- **STATED GOAL**:
Each record is to be printed again precisely as it reads.

━━━━━━━━━━━━━━━━━━━━

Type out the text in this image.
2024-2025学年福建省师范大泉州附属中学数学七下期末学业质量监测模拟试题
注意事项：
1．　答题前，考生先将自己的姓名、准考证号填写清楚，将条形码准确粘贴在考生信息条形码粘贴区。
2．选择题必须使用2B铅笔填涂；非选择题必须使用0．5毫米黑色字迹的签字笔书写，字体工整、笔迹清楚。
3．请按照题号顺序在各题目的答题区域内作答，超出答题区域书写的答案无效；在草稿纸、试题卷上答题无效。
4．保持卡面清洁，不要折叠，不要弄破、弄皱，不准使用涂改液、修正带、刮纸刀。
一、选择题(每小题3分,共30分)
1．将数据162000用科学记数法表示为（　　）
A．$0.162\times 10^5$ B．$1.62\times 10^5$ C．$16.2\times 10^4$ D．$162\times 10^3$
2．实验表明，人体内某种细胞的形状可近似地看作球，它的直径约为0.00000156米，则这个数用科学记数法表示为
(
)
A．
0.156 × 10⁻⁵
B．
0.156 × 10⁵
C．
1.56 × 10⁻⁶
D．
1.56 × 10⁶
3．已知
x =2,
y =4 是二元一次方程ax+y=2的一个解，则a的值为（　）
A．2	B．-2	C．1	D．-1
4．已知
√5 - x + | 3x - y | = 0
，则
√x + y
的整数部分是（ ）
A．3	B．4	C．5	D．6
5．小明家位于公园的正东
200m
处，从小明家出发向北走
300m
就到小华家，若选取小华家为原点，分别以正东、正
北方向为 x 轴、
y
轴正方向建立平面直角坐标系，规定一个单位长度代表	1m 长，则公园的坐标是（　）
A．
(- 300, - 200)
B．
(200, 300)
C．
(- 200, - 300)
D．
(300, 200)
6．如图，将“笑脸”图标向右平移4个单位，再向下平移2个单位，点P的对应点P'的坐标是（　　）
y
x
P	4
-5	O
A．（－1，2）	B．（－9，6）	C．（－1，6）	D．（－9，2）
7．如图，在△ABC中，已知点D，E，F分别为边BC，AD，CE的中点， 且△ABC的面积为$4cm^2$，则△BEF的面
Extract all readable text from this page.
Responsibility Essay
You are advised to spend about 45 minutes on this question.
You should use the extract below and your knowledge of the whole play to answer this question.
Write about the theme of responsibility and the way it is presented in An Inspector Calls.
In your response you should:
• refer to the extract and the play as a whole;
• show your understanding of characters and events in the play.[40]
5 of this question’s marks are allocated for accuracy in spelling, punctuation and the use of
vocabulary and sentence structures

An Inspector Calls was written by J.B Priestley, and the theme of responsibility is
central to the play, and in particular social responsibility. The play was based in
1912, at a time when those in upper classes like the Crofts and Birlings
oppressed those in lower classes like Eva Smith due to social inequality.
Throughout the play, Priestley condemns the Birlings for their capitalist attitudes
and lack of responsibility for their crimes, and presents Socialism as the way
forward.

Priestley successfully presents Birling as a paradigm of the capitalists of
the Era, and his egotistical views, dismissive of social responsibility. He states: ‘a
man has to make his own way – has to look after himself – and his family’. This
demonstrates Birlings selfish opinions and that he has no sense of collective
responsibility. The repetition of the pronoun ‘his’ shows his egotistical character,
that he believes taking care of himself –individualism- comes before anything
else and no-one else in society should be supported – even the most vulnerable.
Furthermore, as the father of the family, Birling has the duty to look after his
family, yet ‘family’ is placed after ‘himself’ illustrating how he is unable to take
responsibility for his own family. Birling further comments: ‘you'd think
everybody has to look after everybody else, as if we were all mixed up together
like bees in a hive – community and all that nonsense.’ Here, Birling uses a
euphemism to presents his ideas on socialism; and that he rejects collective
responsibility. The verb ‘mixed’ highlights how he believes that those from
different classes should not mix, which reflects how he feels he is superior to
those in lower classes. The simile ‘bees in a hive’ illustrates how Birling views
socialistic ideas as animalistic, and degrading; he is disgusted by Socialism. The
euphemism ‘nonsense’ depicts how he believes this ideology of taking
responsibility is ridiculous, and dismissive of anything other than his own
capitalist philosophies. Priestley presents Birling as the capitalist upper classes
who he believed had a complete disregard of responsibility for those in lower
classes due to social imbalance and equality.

━━━━━━━━━━━━━━━━━━━━

- **RESPONSE TO THE EXERCISE**:
Type out the text in this image.
2024-2025学年福建省师范大泉州附属中学数学七下期末学业质量监测模拟试题
注意事项：
1．　答题前，考生先将自己的姓名、准考证号填写清楚，将条形码准确粘贴在考生信息条形码粘贴区。
2．选择题必须使用2B铅笔填涂；非选择题必须使用0．5毫米黑色字迹的签字笔书写，字体工整、笔迹清楚。
3．请按照题号顺序在各题目的答题区域内作答，超出答题区域书写的答案无效；在草稿纸、试题卷上答题无效。
4．保持卡面清洁，不要折叠，不要弄破、弄皱，不准使用涂改液、修正带、刮纸刀。
一、选择题(每小题3分,共30分)
1．将数据162000用科学记数法表示为（　　）
A．$0.162\times 10^5$ B．$1.62\times 10^5$ C．$16.2\times 10^4$ D．$162\times 10^3$
2．实验表明，人体内某种细胞的形状可近似地看作球，它的直径约为0.00000156米，则这个数用科学记数法表示为
(
)
A．
0.156 × 10⁻⁵
B．
0.156 × 10⁵
C．
1.56 × 10⁻⁶
D．
1.56 × 10⁶
3．已知
x =2,
y =4 是二元一次方程ax+y=2的一个解，则a的值为（　）
A．2	B．-2	C．1	D．-1
4．已知
√5 - x + | 3x - y | = 0
，则
√x + y
的整数部分是（ ）
A．3	B．4	C．5	D．6
5．小明家位于公园的正东
200m
处，从小明家出发向北走
300m
就到小华家，若选取小华家为原点，分别以正东、正
北方向为 x 轴、
y
轴正方向建立平面直角坐标系，规定一个单位长度代表	1m 长，则公园的坐标是（　）
A．
(- 300, - 200)
B．
(200, 300)
C．
(- 200, - 300)
D．
(300, 200)
6．如图，将“笑脸”图标向右平移4个单位，再向下平移2个单位，点P的对应点P'的坐标是（　　）
y
x
P	4
-5	O
A．（－1，2）	B．（－9，6）	C．（－1，6）	D．（－9，2）
7．如图，在△ABC中，已知点D，E，F分别为边BC，AD，CE的中点， 且△ABC的面积为$4cm^2$，则△BEF的面
Extract all readable text from this page.
Responsibility Essay
You are advised to spend about 45 minutes on this question.
You should use the extract below and your knowledge of the whole play to answer this question.
Write about the theme of responsibility and the way it is presented in An Inspector Calls.
In your response you should:
• refer to the extract and the play as a whole;
• show your understanding of characters and events in the play.[40]
5 of this question’s marks are allocated for accuracy in spelling, punctuation and the use of
vocabulary and sentence structures

An Inspector Calls was written by J.B Priestley, and the theme of responsibility is
central to the play, and in particular social responsibility. The play was based in
1912, at a time when those in upper classes like the Crofts and Birlings
oppressed those in lower classes like Eva Smith due to social inequality.
Throughout the play, Priestley condemns the Birlings for their capitalist attitudes
and lack of responsibility for their crimes, and presents Socialism as the way
forward.

Priestley successfully presents Birling as a paradigm of the capitalists of
the Era, and his egotistical views, dismissive of social responsibility. He states: ‘a
man has to make his own way – has to look after himself – and his family’. This
demonstrates Birlings selfish opinions and that he has no sense of collective
responsibility. The repetition of the pronoun ‘his’ shows his egotistical character,
that he believes taking care of himself –individualism- comes before anything
else and no-one else in society should be supported – even the most vulnerable.
Furthermore, as the father of the family, Birling has the duty to look after his
family, yet ‘family’ is placed after ‘himself’ illustrating how he is unable to take
responsibility for his own family. Birling further comments: ‘you'd think
everybody has to look after everybody else, as if we were all mixed up together
like bees in a hive – community and all that nonsense.’ Here, Birling uses a
euphemism to presents his ideas on socialism; and that he rejects collective
responsibility. The verb ‘mixed’ highlights how he believes that those from
different classes should not mix, which reflects how he feels he is superior to
those in lower classes. The simile ‘bees in a hive’ illustrates how Birling views
socialistic ideas as animalistic, and degrading; he is disgusted by Socialism. The
euphemism ‘nonsense’ depicts how he believes this ideology of taking
responsibility is ridiculous, and dismissive of anything other than his own
capitalist philosophies. Priestley presents Birling as the capitalist upper classes
who he believed had a complete disregard of responsibility for those in lower
classes due to social imbalance and equality.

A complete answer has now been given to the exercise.